===== INPUT RECORDS
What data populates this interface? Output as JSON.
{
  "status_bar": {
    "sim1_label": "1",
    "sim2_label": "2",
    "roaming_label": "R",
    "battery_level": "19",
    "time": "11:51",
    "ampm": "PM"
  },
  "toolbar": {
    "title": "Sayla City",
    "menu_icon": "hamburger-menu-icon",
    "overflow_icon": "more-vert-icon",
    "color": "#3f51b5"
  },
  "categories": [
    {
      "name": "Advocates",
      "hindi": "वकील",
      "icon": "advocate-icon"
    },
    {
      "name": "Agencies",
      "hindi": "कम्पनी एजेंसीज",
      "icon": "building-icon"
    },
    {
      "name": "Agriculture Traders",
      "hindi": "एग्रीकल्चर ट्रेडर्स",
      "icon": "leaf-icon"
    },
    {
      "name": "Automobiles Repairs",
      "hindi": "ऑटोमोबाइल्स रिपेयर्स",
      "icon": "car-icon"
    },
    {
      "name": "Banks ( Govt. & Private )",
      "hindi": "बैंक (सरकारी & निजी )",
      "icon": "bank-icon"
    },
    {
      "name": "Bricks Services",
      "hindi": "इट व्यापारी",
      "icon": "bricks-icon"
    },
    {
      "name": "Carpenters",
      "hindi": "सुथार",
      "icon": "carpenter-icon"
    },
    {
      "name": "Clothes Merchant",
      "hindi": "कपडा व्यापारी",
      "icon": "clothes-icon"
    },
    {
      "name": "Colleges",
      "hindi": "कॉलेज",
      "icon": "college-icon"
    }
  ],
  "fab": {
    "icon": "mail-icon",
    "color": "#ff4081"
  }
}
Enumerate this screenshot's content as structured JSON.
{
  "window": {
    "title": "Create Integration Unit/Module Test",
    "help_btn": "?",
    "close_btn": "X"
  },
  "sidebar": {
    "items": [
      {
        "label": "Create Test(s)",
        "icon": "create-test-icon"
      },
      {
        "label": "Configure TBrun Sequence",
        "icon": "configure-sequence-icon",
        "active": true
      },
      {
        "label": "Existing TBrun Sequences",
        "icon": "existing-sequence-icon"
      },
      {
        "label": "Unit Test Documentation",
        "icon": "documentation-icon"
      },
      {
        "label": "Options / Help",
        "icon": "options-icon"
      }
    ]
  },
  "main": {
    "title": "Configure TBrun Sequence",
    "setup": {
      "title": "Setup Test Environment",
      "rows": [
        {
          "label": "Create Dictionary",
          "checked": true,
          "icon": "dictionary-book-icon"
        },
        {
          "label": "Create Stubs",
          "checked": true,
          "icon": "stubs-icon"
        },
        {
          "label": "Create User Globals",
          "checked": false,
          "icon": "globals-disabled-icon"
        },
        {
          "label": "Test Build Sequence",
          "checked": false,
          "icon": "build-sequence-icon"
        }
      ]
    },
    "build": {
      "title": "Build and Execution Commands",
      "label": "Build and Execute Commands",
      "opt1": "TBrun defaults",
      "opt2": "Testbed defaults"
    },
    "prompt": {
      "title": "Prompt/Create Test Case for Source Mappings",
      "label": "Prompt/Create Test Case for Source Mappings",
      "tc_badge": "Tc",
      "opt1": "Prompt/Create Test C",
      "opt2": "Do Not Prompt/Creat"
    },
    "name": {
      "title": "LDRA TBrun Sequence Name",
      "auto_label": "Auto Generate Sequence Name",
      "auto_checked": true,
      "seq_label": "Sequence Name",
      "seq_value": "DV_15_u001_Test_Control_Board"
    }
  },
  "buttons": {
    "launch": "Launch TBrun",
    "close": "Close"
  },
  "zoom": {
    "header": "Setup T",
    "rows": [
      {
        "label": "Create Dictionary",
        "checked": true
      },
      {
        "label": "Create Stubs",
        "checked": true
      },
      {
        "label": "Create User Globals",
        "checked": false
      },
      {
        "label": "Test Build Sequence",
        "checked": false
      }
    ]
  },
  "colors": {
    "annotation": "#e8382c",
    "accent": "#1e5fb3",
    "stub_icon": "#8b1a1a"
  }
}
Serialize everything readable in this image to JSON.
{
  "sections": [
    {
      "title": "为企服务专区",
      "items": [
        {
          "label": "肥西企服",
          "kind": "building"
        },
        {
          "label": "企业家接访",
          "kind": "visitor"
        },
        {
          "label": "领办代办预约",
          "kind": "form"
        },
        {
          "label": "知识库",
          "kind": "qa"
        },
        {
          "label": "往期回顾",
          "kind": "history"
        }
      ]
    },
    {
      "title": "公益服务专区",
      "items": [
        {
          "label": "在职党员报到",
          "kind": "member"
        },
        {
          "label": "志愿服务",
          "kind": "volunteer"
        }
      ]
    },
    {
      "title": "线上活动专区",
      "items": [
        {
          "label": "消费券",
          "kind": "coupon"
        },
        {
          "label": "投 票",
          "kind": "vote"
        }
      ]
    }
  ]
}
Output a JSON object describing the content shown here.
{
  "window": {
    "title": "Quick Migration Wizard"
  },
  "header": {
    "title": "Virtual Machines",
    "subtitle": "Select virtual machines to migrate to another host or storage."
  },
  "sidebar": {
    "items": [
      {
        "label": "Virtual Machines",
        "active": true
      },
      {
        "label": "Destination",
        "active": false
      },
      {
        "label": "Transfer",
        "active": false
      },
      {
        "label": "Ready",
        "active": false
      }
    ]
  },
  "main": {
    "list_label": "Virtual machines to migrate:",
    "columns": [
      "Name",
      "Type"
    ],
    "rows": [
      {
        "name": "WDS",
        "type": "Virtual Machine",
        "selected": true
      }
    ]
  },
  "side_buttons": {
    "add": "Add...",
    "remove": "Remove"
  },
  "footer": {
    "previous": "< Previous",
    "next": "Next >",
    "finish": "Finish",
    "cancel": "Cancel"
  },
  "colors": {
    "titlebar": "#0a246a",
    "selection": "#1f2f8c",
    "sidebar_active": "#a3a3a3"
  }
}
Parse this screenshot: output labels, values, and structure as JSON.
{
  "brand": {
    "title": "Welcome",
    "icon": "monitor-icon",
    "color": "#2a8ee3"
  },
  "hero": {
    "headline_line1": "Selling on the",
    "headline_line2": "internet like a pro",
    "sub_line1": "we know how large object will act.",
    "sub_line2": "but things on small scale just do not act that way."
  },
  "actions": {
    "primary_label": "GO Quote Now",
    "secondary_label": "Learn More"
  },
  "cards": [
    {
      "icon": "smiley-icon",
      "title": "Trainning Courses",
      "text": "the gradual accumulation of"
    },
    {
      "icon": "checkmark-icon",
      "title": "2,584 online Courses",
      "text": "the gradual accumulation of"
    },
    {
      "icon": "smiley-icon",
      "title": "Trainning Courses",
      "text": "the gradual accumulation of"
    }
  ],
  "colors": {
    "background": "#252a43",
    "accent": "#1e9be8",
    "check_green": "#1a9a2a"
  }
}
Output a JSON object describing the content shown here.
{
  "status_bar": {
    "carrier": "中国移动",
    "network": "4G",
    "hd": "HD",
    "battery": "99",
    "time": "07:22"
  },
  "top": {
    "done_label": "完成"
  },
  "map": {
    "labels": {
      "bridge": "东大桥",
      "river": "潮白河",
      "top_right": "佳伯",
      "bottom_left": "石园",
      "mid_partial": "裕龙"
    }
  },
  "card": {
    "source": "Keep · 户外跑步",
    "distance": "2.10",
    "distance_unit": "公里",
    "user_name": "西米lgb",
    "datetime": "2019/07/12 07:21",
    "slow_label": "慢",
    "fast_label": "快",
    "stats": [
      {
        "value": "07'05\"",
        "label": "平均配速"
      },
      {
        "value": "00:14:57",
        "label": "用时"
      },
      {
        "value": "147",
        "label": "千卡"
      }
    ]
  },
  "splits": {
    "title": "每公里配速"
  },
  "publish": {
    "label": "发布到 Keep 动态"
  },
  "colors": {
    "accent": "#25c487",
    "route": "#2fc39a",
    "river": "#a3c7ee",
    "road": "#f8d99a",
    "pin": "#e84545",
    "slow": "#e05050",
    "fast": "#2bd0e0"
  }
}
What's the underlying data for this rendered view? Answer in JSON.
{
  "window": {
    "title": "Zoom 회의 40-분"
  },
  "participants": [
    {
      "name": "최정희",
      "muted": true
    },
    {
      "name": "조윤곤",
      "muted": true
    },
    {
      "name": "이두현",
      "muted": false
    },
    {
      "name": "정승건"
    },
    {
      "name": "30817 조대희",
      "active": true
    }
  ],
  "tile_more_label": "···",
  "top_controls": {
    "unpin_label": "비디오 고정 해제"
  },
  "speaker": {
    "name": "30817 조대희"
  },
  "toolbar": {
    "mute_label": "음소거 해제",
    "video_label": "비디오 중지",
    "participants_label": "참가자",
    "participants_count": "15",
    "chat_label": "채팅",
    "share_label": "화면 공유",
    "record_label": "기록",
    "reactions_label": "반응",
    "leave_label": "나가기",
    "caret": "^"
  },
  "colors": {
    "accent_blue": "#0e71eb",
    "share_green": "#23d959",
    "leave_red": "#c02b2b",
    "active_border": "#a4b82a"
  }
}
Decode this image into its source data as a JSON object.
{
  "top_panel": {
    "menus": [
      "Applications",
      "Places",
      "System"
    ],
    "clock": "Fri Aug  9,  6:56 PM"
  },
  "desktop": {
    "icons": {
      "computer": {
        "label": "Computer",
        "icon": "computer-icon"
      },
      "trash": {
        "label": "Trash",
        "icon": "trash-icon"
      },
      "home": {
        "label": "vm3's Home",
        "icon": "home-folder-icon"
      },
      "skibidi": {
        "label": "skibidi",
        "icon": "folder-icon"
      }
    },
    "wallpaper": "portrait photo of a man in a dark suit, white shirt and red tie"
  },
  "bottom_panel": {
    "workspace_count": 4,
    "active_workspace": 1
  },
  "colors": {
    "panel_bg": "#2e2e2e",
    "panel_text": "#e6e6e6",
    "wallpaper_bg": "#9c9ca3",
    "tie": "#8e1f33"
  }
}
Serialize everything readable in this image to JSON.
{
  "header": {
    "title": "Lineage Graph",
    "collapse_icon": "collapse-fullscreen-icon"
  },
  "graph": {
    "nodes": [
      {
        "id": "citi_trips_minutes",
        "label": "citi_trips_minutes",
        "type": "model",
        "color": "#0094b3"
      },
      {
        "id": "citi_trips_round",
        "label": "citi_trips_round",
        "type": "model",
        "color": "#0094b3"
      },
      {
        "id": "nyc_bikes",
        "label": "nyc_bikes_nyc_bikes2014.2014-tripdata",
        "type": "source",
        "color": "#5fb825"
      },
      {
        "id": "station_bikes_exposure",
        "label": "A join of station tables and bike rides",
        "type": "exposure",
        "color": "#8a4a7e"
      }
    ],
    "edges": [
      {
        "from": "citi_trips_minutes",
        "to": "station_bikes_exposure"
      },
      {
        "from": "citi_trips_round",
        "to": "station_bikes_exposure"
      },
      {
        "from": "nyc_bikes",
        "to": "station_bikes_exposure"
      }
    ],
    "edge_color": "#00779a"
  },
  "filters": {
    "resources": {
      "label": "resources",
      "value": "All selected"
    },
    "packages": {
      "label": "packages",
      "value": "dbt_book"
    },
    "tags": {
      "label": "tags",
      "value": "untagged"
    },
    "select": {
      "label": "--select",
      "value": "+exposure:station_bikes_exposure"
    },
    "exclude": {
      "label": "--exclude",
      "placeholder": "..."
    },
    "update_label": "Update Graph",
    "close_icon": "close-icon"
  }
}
==========
◆ REQUIREMENTS ◆
Go through the listing above line by line and say how many lines hold the word "screenshot". Reply with that number only.

◆ ANSWER TO THE PROBLEM ◆
2